A run of records:
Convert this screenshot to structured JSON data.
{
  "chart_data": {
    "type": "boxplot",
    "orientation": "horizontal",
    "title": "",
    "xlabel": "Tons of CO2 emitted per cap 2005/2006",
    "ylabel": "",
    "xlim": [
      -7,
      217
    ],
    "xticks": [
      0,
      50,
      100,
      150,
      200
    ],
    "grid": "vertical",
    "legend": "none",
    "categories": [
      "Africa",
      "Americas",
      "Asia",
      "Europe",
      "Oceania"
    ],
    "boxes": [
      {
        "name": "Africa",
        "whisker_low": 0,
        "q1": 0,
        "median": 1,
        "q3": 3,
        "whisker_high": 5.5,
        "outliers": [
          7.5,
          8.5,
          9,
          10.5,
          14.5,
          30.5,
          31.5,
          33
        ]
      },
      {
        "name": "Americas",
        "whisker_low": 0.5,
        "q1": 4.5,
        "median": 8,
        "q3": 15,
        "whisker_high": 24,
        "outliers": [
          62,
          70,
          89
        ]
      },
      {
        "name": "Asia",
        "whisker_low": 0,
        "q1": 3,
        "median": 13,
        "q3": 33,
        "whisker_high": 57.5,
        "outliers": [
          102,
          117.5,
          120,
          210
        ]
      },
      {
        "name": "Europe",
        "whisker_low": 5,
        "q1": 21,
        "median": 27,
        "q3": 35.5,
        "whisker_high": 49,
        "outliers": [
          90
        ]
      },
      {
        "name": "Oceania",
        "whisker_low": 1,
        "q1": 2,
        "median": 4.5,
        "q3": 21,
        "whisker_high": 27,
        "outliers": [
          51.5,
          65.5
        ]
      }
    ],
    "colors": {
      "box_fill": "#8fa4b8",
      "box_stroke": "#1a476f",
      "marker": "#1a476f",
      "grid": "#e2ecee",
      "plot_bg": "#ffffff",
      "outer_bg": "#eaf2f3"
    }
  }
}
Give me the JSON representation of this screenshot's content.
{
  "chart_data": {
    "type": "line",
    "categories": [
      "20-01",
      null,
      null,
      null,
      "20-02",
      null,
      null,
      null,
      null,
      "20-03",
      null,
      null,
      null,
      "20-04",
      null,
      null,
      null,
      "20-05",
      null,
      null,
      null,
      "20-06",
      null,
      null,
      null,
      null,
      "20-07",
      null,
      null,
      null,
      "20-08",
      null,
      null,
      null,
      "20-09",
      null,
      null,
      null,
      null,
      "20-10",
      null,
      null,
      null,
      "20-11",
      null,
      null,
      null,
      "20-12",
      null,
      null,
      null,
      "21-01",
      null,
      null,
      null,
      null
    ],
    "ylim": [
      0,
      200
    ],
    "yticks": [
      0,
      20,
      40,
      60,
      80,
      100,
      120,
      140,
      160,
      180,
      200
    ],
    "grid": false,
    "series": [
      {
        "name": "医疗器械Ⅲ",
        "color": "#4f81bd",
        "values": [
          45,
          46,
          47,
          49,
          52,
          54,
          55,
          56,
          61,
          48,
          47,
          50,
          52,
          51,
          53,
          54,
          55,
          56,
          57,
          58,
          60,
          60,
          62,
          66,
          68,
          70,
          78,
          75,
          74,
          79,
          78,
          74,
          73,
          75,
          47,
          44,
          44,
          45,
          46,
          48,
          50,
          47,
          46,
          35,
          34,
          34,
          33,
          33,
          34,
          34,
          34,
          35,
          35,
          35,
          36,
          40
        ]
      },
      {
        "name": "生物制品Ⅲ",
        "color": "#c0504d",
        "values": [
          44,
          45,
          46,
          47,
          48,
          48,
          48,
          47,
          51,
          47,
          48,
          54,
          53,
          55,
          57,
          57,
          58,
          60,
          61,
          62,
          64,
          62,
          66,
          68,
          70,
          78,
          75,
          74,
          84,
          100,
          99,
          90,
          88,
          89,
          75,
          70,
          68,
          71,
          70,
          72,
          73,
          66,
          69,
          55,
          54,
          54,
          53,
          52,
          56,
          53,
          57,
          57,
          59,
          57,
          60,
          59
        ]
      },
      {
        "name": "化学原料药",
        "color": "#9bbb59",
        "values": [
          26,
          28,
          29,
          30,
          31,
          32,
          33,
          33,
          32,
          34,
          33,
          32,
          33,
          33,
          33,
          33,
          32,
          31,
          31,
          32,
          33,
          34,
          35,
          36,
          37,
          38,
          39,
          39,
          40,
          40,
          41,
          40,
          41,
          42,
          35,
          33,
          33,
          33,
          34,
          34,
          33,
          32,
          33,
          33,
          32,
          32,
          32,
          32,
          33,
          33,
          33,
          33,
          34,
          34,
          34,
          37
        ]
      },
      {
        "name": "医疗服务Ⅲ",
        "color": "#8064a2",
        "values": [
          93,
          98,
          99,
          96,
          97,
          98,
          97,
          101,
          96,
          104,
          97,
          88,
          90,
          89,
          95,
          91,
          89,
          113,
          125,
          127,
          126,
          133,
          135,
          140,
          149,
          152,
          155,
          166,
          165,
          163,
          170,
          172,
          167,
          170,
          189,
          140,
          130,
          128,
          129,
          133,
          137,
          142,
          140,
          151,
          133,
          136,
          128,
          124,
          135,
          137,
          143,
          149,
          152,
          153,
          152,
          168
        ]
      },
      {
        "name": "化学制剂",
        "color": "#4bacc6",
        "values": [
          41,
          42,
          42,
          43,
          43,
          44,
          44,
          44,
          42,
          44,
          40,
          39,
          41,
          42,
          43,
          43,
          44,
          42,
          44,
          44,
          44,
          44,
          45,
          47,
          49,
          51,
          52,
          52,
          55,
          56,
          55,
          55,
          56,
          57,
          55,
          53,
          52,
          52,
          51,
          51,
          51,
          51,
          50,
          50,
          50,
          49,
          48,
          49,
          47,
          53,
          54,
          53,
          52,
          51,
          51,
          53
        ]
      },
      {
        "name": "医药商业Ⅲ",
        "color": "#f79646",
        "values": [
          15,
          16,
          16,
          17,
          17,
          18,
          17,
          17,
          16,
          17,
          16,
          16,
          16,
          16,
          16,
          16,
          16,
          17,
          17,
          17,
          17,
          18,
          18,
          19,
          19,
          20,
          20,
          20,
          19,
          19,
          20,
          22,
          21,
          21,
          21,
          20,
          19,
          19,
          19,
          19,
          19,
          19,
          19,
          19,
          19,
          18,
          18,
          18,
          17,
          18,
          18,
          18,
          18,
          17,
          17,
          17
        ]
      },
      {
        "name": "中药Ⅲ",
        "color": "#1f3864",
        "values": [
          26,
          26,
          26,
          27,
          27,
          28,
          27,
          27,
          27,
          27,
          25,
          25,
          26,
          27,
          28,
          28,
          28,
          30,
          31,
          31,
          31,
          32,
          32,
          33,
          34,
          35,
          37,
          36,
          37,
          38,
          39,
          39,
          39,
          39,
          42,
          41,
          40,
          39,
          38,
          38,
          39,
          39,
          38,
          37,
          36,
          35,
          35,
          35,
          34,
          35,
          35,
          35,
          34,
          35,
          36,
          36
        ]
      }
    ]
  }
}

- Aim: Extract the data in full. Keep it word for word.

- Final result:
Convert this screenshot to structured JSON data.
{
  "chart_data": {
    "type": "boxplot",
    "orientation": "horizontal",
    "title": "",
    "xlabel": "Tons of CO2 emitted per cap 2005/2006",
    "ylabel": "",
    "xlim": [
      -7,
      217
    ],
    "xticks": [
      0,
      50,
      100,
      150,
      200
    ],
    "grid": "vertical",
    "legend": "none",
    "categories": [
      "Africa",
      "Americas",
      "Asia",
      "Europe",
      "Oceania"
    ],
    "boxes": [
      {
        "name": "Africa",
        "whisker_low": 0,
        "q1": 0,
        "median": 1,
        "q3": 3,
        "whisker_high": 5.5,
        "outliers": [
          7.5,
          8.5,
          9,
          10.5,
          14.5,
          30.5,
          31.5,
          33
        ]
      },
      {
        "name": "Americas",
        "whisker_low": 0.5,
        "q1": 4.5,
        "median": 8,
        "q3": 15,
        "whisker_high": 24,
        "outliers": [
          62,
          70,
          89
        ]
      },
      {
        "name": "Asia",
        "whisker_low": 0,
        "q1": 3,
        "median": 13,
        "q3": 33,
        "whisker_high": 57.5,
        "outliers": [
          102,
          117.5,
          120,
          210
        ]
      },
      {
        "name": "Europe",
        "whisker_low": 5,
        "q1": 21,
        "median": 27,
        "q3": 35.5,
        "whisker_high": 49,
        "outliers": [
          90
        ]
      },
      {
        "name": "Oceania",
        "whisker_low": 1,
        "q1": 2,
        "median": 4.5,
        "q3": 21,
        "whisker_high": 27,
        "outliers": [
          51.5,
          65.5
        ]
      }
    ],
    "colors": {
      "box_fill": "#8fa4b8",
      "box_stroke": "#1a476f",
      "marker": "#1a476f",
      "grid": "#e2ecee",
      "plot_bg": "#ffffff",
      "outer_bg": "#eaf2f3"
    }
  }
}
Give me the JSON representation of this screenshot's content.
{
  "chart_data": {
    "type": "line",
    "categories": [
      "20-01",
      null,
      null,
      null,
      "20-02",
      null,
      null,
      null,
      null,
      "20-03",
      null,
      null,
      null,
      "20-04",
      null,
      null,
      null,
      "20-05",
      null,
      null,
      null,
      "20-06",
      null,
      null,
      null,
      null,
      "20-07",
      null,
      null,
      null,
      "20-08",
      null,
      null,
      null,
      "20-09",
      null,
      null,
      null,
      null,
      "20-10",
      null,
      null,
      null,
      "20-11",
      null,
      null,
      null,
      "20-12",
      null,
      null,
      null,
      "21-01",
      null,
      null,
      null,
      null
    ],
    "ylim": [
      0,
      200
    ],
    "yticks": [
      0,
      20,
      40,
      60,
      80,
      100,
      120,
      140,
      160,
      180,
      200
    ],
    "grid": false,
    "series": [
      {
        "name": "医疗器械Ⅲ",
        "color": "#4f81bd",
        "values": [
          45,
          46,
          47,
          49,
          52,
          54,
          55,
          56,
          61,
          48,
          47,
          50,
          52,
          51,
          53,
          54,
          55,
          56,
          57,
          58,
          60,
          60,
          62,
          66,
          68,
          70,
          78,
          75,
          74,
          79,
          78,
          74,
          73,
          75,
          47,
          44,
          44,
          45,
          46,
          48,
          50,
          47,
          46,
          35,
          34,
          34,
          33,
          33,
          34,
          34,
          34,
          35,
          35,
          35,
          36,
          40
        ]
      },
      {
        "name": "生物制品Ⅲ",
        "color": "#c0504d",
        "values": [
          44,
          45,
          46,
          47,
          48,
          48,
          48,
          47,
          51,
          47,
          48,
          54,
          53,
          55,
          57,
          57,
          58,
          60,
          61,
          62,
          64,
          62,
          66,
          68,
          70,
          78,
          75,
          74,
          84,
          100,
          99,
          90,
          88,
          89,
          75,
          70,
          68,
          71,
          70,
          72,
          73,
          66,
          69,
          55,
          54,
          54,
          53,
          52,
          56,
          53,
          57,
          57,
          59,
          57,
          60,
          59
        ]
      },
      {
        "name": "化学原料药",
        "color": "#9bbb59",
        "values": [
          26,
          28,
          29,
          30,
          31,
          32,
          33,
          33,
          32,
          34,
          33,
          32,
          33,
          33,
          33,
          33,
          32,
          31,
          31,
          32,
          33,
          34,
          35,
          36,
          37,
          38,
          39,
          39,
          40,
          40,
          41,
          40,
          41,
          42,
          35,
          33,
          33,
          33,
          34,
          34,
          33,
          32,
          33,
          33,
          32,
          32,
          32,
          32,
          33,
          33,
          33,
          33,
          34,
          34,
          34,
          37
        ]
      },
      {
        "name": "医疗服务Ⅲ",
        "color": "#8064a2",
        "values": [
          93,
          98,
          99,
          96,
          97,
          98,
          97,
          101,
          96,
          104,
          97,
          88,
          90,
          89,
          95,
          91,
          89,
          113,
          125,
          127,
          126,
          133,
          135,
          140,
          149,
          152,
          155,
          166,
          165,
          163,
          170,
          172,
          167,
          170,
          189,
          140,
          130,
          128,
          129,
          133,
          137,
          142,
          140,
          151,
          133,
          136,
          128,
          124,
          135,
          137,
          143,
          149,
          152,
          153,
          152,
          168
        ]
      },
      {
        "name": "化学制剂",
        "color": "#4bacc6",
        "values": [
          41,
          42,
          42,
          43,
          43,
          44,
          44,
          44,
          42,
          44,
          40,
          39,
          41,
          42,
          43,
          43,
          44,
          42,
          44,
          44,
          44,
          44,
          45,
          47,
          49,
          51,
          52,
          52,
          55,
          56,
          55,
          55,
          56,
          57,
          55,
          53,
          52,
          52,
          51,
          51,
          51,
          51,
          50,
          50,
          50,
          49,
          48,
          49,
          47,
          53,
          54,
          53,
          52,
          51,
          51,
          53
        ]
      },
      {
        "name": "医药商业Ⅲ",
        "color": "#f79646",
        "values": [
          15,
          16,
          16,
          17,
          17,
          18,
          17,
          17,
          16,
          17,
          16,
          16,
          16,
          16,
          16,
          16,
          16,
          17,
          17,
          17,
          17,
          18,
          18,
          19,
          19,
          20,
          20,
          20,
          19,
          19,
          20,
          22,
          21,
          21,
          21,
          20,
          19,
          19,
          19,
          19,
          19,
          19,
          19,
          19,
          19,
          18,
          18,
          18,
          17,
          18,
          18,
          18,
          18,
          17,
          17,
          17
        ]
      },
      {
        "name": "中药Ⅲ",
        "color": "#1f3864",
        "values": [
          26,
          26,
          26,
          27,
          27,
          28,
          27,
          27,
          27,
          27,
          25,
          25,
          26,
          27,
          28,
          28,
          28,
          30,
          31,
          31,
          31,
          32,
          32,
          33,
          34,
          35,
          37,
          36,
          37,
          38,
          39,
          39,
          39,
          39,
          42,
          41,
          40,
          39,
          38,
          38,
          39,
          39,
          38,
          37,
          36,
          35,
          35,
          35,
          34,
          35,
          35,
          35,
          34,
          35,
          36,
          36
        ]
      }
    ]
  }
}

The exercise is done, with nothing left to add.